EXERCISE DETAILS = Write out the entries below once more, exactly, with the pictures left out.

INPUT MATERIAL =
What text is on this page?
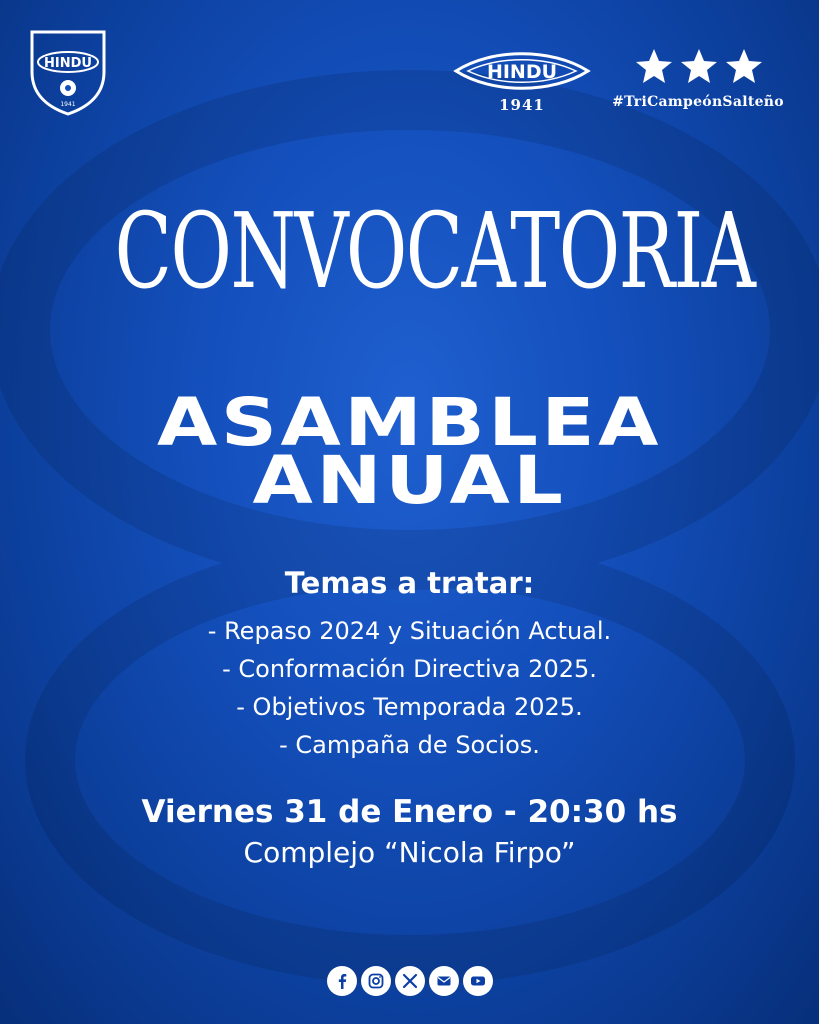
HINDU
1941
HINDU
1941	#TriCampeónSalteño
CONVOCATORIA
ASAMBLEA
ANUAL
Temas a tratar:
- Repaso 2024 y Situación Actual.
- Conformación Directiva 2025.
- Objetivos Temporada 2025.
- Campaña de Socios.
Viernes 31 de Enero - 20:30 hs
Complejo “Nicola Firpo”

COMPLETED TASK =
What text is on this page?
HINDU
1941
HINDU
1941	#TriCampeónSalteño
CONVOCATORIA
ASAMBLEA
ANUAL
Temas a tratar:
- Repaso 2024 y Situación Actual.
- Conformación Directiva 2025.
- Objetivos Temporada 2025.
- Campaña de Socios.
Viernes 31 de Enero - 20:30 hs
Complejo “Nicola Firpo”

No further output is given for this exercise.